▸ INSTRUCTION:
Quote every line below exactly as it reads.

-- Start of EXERCISE DATA --

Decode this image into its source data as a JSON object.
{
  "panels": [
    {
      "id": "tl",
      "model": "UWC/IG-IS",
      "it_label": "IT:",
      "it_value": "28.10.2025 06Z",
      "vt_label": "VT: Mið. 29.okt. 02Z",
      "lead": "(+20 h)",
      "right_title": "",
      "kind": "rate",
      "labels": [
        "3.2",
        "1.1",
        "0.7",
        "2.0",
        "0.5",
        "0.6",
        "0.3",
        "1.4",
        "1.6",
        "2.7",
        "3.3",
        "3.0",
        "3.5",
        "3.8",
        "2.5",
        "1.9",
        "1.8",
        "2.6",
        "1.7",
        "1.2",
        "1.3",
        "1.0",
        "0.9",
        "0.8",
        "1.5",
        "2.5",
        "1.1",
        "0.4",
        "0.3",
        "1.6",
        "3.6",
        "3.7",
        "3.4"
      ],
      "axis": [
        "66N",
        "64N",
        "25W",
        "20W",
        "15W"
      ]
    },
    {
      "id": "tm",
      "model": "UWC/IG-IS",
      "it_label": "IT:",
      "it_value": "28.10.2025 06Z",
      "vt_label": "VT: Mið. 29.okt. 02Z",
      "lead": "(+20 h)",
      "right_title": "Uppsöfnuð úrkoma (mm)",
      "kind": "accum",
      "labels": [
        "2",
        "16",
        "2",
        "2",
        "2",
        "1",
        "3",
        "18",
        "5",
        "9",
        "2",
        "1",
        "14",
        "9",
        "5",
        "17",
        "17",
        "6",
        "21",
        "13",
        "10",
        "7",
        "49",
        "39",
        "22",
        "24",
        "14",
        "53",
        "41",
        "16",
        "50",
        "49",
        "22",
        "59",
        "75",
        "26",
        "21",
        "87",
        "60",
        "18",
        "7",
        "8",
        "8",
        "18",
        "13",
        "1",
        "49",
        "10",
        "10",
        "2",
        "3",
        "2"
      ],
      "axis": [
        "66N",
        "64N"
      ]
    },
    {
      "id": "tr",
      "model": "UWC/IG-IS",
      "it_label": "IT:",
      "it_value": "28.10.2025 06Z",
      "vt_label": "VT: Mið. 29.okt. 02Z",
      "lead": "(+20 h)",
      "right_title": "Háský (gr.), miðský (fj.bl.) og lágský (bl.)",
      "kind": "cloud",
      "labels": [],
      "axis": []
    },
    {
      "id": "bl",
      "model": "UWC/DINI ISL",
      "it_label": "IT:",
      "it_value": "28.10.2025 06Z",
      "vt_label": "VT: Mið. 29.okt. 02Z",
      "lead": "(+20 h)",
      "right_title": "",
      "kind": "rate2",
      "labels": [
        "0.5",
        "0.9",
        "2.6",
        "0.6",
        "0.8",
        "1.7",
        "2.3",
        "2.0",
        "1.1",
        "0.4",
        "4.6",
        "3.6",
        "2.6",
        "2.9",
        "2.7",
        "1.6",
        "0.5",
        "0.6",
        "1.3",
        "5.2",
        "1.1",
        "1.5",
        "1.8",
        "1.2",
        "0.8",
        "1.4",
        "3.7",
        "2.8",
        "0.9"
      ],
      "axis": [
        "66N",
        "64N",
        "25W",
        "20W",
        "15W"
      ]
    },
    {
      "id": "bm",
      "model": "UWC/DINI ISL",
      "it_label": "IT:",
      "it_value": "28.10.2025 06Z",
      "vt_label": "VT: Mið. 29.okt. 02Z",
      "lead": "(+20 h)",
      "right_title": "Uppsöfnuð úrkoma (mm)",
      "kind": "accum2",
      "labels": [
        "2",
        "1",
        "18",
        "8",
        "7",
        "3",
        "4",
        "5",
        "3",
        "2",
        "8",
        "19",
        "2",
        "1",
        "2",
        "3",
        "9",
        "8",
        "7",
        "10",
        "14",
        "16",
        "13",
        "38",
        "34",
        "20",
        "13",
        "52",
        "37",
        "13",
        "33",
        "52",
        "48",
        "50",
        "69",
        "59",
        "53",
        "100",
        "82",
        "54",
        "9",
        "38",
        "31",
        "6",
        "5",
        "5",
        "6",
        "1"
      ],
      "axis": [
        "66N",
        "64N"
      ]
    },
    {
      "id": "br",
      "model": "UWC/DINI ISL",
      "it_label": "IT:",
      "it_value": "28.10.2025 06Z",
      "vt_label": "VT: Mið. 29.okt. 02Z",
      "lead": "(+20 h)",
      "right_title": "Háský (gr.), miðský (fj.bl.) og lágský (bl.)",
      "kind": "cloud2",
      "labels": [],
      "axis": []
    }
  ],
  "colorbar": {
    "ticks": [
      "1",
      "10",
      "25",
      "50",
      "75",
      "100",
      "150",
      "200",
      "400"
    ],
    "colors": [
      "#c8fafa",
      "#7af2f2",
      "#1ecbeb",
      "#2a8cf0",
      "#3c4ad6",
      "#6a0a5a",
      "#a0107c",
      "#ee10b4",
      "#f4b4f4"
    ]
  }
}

-- End of EXERCISE DATA --

▸ TASK ANSWER:
Decode this image into its source data as a JSON object.
{
  "panels": [
    {
      "id": "tl",
      "model": "UWC/IG-IS",
      "it_label": "IT:",
      "it_value": "28.10.2025 06Z",
      "vt_label": "VT: Mið. 29.okt. 02Z",
      "lead": "(+20 h)",
      "right_title": "",
      "kind": "rate",
      "labels": [
        "3.2",
        "1.1",
        "0.7",
        "2.0",
        "0.5",
        "0.6",
        "0.3",
        "1.4",
        "1.6",
        "2.7",
        "3.3",
        "3.0",
        "3.5",
        "3.8",
        "2.5",
        "1.9",
        "1.8",
        "2.6",
        "1.7",
        "1.2",
        "1.3",
        "1.0",
        "0.9",
        "0.8",
        "1.5",
        "2.5",
        "1.1",
        "0.4",
        "0.3",
        "1.6",
        "3.6",
        "3.7",
        "3.4"
      ],
      "axis": [
        "66N",
        "64N",
        "25W",
        "20W",
        "15W"
      ]
    },
    {
      "id": "tm",
      "model": "UWC/IG-IS",
      "it_label": "IT:",
      "it_value": "28.10.2025 06Z",
      "vt_label": "VT: Mið. 29.okt. 02Z",
      "lead": "(+20 h)",
      "right_title": "Uppsöfnuð úrkoma (mm)",
      "kind": "accum",
      "labels": [
        "2",
        "16",
        "2",
        "2",
        "2",
        "1",
        "3",
        "18",
        "5",
        "9",
        "2",
        "1",
        "14",
        "9",
        "5",
        "17",
        "17",
        "6",
        "21",
        "13",
        "10",
        "7",
        "49",
        "39",
        "22",
        "24",
        "14",
        "53",
        "41",
        "16",
        "50",
        "49",
        "22",
        "59",
        "75",
        "26",
        "21",
        "87",
        "60",
        "18",
        "7",
        "8",
        "8",
        "18",
        "13",
        "1",
        "49",
        "10",
        "10",
        "2",
        "3",
        "2"
      ],
      "axis": [
        "66N",
        "64N"
      ]
    },
    {
      "id": "tr",
      "model": "UWC/IG-IS",
      "it_label": "IT:",
      "it_value": "28.10.2025 06Z",
      "vt_label": "VT: Mið. 29.okt. 02Z",
      "lead": "(+20 h)",
      "right_title": "Háský (gr.), miðský (fj.bl.) og lágský (bl.)",
      "kind": "cloud",
      "labels": [],
      "axis": []
    },
    {
      "id": "bl",
      "model": "UWC/DINI ISL",
      "it_label": "IT:",
      "it_value": "28.10.2025 06Z",
      "vt_label": "VT: Mið. 29.okt. 02Z",
      "lead": "(+20 h)",
      "right_title": "",
      "kind": "rate2",
      "labels": [
        "0.5",
        "0.9",
        "2.6",
        "0.6",
        "0.8",
        "1.7",
        "2.3",
        "2.0",
        "1.1",
        "0.4",
        "4.6",
        "3.6",
        "2.6",
        "2.9",
        "2.7",
        "1.6",
        "0.5",
        "0.6",
        "1.3",
        "5.2",
        "1.1",
        "1.5",
        "1.8",
        "1.2",
        "0.8",
        "1.4",
        "3.7",
        "2.8",
        "0.9"
      ],
      "axis": [
        "66N",
        "64N",
        "25W",
        "20W",
        "15W"
      ]
    },
    {
      "id": "bm",
      "model": "UWC/DINI ISL",
      "it_label": "IT:",
      "it_value": "28.10.2025 06Z",
      "vt_label": "VT: Mið. 29.okt. 02Z",
      "lead": "(+20 h)",
      "right_title": "Uppsöfnuð úrkoma (mm)",
      "kind": "accum2",
      "labels": [
        "2",
        "1",
        "18",
        "8",
        "7",
        "3",
        "4",
        "5",
        "3",
        "2",
        "8",
        "19",
        "2",
        "1",
        "2",
        "3",
        "9",
        "8",
        "7",
        "10",
        "14",
        "16",
        "13",
        "38",
        "34",
        "20",
        "13",
        "52",
        "37",
        "13",
        "33",
        "52",
        "48",
        "50",
        "69",
        "59",
        "53",
        "100",
        "82",
        "54",
        "9",
        "38",
        "31",
        "6",
        "5",
        "5",
        "6",
        "1"
      ],
      "axis": [
        "66N",
        "64N"
      ]
    },
    {
      "id": "br",
      "model": "UWC/DINI ISL",
      "it_label": "IT:",
      "it_value": "28.10.2025 06Z",
      "vt_label": "VT: Mið. 29.okt. 02Z",
      "lead": "(+20 h)",
      "right_title": "Háský (gr.), miðský (fj.bl.) og lágský (bl.)",
      "kind": "cloud2",
      "labels": [],
      "axis": []
    }
  ],
  "colorbar": {
    "ticks": [
      "1",
      "10",
      "25",
      "50",
      "75",
      "100",
      "150",
      "200",
      "400"
    ],
    "colors": [
      "#c8fafa",
      "#7af2f2",
      "#1ecbeb",
      "#2a8cf0",
      "#3c4ad6",
      "#6a0a5a",
      "#a0107c",
      "#ee10b4",
      "#f4b4f4"
    ]
  }
}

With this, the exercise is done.